Task details:
Return the full material exactly.

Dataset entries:

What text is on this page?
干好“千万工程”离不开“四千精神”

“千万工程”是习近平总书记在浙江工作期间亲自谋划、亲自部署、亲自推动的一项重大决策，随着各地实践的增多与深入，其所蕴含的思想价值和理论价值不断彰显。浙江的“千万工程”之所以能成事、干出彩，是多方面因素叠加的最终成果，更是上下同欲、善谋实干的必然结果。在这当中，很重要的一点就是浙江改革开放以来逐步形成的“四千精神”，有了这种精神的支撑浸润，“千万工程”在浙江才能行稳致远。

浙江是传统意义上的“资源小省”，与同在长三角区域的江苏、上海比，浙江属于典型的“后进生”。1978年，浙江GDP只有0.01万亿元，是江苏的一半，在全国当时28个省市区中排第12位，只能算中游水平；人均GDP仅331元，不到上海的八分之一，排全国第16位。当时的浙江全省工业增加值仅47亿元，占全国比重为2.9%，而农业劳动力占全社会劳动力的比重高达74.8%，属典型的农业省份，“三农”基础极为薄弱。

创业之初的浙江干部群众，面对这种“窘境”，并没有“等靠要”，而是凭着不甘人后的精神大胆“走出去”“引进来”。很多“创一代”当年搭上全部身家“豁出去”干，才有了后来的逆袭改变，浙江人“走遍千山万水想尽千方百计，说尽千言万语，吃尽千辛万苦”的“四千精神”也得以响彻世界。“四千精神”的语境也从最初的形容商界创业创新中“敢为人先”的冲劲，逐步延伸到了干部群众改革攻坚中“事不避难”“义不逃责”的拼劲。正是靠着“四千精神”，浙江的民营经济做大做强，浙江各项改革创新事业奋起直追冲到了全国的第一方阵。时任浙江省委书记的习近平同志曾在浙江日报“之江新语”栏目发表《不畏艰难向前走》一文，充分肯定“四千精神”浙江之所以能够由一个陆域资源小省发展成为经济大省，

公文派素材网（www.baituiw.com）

Written solution:
What text is on this page?
干好“千万工程”离不开“四千精神”

“千万工程”是习近平总书记在浙江工作期间亲自谋划、亲自部署、亲自推动的一项重大决策，随着各地实践的增多与深入，其所蕴含的思想价值和理论价值不断彰显。浙江的“千万工程”之所以能成事、干出彩，是多方面因素叠加的最终成果，更是上下同欲、善谋实干的必然结果。在这当中，很重要的一点就是浙江改革开放以来逐步形成的“四千精神”，有了这种精神的支撑浸润，“千万工程”在浙江才能行稳致远。

浙江是传统意义上的“资源小省”，与同在长三角区域的江苏、上海比，浙江属于典型的“后进生”。1978年，浙江GDP只有0.01万亿元，是江苏的一半，在全国当时28个省市区中排第12位，只能算中游水平；人均GDP仅331元，不到上海的八分之一，排全国第16位。当时的浙江全省工业增加值仅47亿元，占全国比重为2.9%，而农业劳动力占全社会劳动力的比重高达74.8%，属典型的农业省份，“三农”基础极为薄弱。

创业之初的浙江干部群众，面对这种“窘境”，并没有“等靠要”，而是凭着不甘人后的精神大胆“走出去”“引进来”。很多“创一代”当年搭上全部身家“豁出去”干，才有了后来的逆袭改变，浙江人“走遍千山万水想尽千方百计，说尽千言万语，吃尽千辛万苦”的“四千精神”也得以响彻世界。“四千精神”的语境也从最初的形容商界创业创新中“敢为人先”的冲劲，逐步延伸到了干部群众改革攻坚中“事不避难”“义不逃责”的拼劲。正是靠着“四千精神”，浙江的民营经济做大做强，浙江各项改革创新事业奋起直追冲到了全国的第一方阵。时任浙江省委书记的习近平同志曾在浙江日报“之江新语”栏目发表《不畏艰难向前走》一文，充分肯定“四千精神”浙江之所以能够由一个陆域资源小省发展成为经济大省，

公文派素材网（www.baituiw.com）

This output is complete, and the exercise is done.